Stated goal → Select, from the material below, each line with "supply" in it.

Dataset rows →
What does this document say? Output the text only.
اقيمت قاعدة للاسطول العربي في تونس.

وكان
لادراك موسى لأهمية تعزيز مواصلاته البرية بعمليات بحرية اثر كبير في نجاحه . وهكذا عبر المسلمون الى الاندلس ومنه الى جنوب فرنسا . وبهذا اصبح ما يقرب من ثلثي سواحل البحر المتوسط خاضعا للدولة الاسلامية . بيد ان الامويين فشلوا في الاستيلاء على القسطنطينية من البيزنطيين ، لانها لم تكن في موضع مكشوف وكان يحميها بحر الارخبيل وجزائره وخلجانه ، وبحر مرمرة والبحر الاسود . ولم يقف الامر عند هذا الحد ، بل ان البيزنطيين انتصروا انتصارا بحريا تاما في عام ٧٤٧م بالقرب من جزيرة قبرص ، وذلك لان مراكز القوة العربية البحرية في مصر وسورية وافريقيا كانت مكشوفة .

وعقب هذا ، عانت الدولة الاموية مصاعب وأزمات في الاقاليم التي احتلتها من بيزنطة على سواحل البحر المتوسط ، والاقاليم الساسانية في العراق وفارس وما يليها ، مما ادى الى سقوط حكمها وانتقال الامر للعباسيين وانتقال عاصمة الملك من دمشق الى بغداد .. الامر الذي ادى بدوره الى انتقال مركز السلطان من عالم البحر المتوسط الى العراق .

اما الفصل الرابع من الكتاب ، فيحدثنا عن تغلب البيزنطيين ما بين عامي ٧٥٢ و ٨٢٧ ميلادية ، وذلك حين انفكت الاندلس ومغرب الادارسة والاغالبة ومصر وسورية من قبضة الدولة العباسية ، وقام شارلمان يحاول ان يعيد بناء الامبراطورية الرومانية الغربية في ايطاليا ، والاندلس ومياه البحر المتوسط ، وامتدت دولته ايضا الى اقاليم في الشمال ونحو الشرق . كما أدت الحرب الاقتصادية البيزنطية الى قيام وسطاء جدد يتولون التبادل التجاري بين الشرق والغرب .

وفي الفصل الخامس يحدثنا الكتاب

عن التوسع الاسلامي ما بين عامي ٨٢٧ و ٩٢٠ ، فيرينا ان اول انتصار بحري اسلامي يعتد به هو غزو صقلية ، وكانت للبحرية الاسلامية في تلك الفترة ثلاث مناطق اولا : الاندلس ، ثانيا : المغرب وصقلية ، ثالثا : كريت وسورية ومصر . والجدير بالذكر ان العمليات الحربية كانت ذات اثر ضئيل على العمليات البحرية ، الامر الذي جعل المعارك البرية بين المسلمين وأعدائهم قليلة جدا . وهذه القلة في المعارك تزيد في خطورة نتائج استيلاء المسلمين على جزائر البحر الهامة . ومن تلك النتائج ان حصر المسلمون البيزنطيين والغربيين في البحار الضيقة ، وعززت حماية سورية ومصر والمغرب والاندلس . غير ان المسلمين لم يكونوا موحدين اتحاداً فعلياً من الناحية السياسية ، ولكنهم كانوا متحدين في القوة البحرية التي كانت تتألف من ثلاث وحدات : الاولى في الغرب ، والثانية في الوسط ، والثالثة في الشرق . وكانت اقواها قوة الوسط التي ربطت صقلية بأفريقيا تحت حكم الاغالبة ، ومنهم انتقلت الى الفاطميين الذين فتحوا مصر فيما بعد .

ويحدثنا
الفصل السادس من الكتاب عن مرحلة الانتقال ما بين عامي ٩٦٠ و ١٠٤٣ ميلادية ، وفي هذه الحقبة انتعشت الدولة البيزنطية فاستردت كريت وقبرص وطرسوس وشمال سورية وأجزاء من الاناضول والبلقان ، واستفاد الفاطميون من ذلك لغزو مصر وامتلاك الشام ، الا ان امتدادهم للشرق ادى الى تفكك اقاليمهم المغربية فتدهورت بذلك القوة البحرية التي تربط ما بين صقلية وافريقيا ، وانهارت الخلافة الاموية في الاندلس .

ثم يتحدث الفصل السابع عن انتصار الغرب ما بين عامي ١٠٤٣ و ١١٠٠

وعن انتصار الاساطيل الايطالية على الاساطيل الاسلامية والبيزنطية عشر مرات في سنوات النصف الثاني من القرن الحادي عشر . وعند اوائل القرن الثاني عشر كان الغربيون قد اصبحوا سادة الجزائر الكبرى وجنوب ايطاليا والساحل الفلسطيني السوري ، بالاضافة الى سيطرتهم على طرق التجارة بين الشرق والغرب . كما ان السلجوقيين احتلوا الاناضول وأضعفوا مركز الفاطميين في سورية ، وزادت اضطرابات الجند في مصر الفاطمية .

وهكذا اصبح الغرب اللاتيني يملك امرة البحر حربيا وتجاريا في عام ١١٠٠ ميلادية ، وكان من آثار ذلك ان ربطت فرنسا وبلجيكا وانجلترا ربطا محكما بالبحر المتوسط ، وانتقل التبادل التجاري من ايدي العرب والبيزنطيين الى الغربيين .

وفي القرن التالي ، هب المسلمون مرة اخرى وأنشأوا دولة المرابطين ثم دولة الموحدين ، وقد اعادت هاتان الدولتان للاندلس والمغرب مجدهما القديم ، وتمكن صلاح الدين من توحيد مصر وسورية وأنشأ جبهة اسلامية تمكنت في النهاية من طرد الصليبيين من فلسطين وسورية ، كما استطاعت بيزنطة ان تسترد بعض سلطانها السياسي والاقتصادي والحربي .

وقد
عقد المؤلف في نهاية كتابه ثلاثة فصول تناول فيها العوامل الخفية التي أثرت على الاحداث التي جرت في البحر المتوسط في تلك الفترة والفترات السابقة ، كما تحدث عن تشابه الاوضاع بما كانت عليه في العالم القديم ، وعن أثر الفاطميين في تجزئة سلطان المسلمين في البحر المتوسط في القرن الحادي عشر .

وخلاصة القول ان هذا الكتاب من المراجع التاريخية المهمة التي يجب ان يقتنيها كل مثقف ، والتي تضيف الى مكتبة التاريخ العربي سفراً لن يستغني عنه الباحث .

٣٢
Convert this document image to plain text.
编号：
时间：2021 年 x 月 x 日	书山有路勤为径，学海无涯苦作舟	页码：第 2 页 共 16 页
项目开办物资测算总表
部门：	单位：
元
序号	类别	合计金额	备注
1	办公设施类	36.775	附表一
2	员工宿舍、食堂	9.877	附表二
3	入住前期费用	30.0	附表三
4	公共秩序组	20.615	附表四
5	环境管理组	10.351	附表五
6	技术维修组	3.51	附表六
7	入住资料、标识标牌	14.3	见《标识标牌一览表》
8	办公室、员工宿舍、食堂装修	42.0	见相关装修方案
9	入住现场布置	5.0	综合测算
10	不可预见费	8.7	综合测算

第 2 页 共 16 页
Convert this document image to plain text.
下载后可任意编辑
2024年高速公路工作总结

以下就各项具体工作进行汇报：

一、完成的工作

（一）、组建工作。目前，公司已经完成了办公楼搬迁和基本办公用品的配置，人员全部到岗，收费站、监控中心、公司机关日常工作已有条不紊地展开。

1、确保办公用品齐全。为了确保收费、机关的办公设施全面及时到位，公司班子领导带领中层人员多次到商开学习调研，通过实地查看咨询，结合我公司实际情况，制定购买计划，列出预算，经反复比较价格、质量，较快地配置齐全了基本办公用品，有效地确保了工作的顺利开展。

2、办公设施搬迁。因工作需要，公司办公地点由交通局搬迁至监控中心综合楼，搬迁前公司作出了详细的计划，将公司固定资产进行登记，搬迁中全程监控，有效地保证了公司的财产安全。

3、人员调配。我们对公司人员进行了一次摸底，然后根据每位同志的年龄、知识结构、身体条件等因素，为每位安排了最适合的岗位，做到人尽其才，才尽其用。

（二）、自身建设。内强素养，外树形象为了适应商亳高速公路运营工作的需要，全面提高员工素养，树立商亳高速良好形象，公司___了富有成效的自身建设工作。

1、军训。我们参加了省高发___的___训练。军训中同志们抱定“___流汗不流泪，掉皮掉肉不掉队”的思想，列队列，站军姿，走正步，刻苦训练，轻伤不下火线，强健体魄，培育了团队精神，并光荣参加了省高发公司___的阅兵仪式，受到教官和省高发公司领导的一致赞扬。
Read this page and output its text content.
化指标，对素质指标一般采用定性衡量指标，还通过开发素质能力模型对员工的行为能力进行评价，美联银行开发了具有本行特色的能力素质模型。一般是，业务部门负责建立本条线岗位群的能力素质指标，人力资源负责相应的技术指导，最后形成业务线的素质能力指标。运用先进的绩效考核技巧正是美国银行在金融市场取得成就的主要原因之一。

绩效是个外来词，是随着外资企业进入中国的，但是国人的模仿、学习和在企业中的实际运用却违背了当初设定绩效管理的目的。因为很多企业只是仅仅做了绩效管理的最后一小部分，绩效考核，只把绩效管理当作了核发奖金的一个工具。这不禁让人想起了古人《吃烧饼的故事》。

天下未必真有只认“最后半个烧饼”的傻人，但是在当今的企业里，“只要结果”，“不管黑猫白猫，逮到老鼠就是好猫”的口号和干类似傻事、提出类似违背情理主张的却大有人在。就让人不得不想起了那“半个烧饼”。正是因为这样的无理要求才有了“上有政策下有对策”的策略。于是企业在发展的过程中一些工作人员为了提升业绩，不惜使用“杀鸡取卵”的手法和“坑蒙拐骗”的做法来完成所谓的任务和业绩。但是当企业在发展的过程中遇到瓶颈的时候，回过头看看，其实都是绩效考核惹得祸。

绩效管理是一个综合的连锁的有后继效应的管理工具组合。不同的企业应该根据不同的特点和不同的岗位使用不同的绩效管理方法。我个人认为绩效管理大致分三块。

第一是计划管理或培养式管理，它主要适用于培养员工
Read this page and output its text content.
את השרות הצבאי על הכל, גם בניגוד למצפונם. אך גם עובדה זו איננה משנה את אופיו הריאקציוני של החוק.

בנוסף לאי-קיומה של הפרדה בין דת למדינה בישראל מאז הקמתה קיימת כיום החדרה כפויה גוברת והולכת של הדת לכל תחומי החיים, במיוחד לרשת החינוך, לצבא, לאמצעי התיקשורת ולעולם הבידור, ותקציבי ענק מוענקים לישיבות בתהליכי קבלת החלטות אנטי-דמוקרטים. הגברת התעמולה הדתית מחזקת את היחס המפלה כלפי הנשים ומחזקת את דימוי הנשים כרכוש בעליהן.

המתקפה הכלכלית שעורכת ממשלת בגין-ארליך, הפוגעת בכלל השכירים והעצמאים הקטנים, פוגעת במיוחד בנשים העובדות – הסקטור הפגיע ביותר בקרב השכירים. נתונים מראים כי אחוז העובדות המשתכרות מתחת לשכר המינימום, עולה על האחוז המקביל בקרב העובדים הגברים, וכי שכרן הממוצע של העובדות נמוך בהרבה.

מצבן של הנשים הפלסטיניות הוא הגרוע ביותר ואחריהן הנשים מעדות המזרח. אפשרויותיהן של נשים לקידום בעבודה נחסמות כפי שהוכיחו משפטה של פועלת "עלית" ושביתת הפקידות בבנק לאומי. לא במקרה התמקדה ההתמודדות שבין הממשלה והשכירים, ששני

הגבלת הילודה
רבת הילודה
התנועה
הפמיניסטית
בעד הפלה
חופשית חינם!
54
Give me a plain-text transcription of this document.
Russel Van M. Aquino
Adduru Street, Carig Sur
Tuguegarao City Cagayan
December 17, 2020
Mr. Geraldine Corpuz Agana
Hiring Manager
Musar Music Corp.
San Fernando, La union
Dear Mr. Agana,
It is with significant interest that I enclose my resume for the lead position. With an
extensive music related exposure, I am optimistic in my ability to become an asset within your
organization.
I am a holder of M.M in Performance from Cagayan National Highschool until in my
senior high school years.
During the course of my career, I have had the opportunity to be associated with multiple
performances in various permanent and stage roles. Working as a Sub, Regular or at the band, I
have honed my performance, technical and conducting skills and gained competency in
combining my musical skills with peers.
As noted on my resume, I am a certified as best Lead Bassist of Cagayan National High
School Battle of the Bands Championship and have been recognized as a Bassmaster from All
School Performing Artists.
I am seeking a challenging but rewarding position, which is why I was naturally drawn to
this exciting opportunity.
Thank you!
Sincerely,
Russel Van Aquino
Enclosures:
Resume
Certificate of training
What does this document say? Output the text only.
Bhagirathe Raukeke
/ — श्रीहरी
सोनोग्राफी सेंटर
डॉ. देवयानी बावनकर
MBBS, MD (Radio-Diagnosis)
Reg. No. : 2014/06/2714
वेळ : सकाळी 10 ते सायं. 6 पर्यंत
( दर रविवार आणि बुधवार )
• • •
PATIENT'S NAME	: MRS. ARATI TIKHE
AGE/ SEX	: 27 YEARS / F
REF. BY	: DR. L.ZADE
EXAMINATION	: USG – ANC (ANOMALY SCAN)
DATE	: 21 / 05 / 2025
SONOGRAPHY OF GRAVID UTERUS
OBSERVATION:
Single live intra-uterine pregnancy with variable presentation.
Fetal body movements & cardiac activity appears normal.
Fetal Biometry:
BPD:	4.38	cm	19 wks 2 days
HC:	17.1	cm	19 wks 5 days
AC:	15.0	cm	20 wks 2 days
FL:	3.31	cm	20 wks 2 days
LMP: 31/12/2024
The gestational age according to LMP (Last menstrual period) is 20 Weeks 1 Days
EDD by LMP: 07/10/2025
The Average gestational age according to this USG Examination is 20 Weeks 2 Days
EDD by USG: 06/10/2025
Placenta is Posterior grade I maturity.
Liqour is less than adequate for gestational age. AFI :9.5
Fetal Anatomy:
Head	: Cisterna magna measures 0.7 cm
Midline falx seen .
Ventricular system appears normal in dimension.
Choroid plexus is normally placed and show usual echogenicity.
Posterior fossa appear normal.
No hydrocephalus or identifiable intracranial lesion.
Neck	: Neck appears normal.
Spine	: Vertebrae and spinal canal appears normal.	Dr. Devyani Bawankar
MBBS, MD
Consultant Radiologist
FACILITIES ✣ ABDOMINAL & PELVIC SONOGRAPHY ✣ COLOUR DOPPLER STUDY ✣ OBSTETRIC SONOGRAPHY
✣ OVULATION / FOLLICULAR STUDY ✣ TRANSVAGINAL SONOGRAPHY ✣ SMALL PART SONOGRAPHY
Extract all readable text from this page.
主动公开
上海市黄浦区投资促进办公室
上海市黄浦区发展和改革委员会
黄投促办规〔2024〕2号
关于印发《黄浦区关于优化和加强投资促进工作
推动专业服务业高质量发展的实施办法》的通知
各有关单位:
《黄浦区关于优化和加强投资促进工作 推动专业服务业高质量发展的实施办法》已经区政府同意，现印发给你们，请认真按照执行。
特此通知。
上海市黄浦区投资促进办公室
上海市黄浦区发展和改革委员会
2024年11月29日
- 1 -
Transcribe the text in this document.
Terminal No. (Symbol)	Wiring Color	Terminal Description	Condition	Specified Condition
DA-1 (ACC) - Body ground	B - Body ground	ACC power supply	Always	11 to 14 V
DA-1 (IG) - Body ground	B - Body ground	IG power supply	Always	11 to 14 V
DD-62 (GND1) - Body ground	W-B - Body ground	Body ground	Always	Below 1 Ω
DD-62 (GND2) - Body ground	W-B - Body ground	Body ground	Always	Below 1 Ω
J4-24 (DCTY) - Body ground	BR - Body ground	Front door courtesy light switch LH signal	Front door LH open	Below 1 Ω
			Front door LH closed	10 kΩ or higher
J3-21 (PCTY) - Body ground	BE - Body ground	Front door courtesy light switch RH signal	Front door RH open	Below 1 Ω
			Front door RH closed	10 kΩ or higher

Solution to the exercise →
DA-1 (ACC) - Body ground	B - Body ground	ACC power supply	Always	11 to 14 V
DA-1 (IG) - Body ground	B - Body ground	IG power supply	Always	11 to 14 V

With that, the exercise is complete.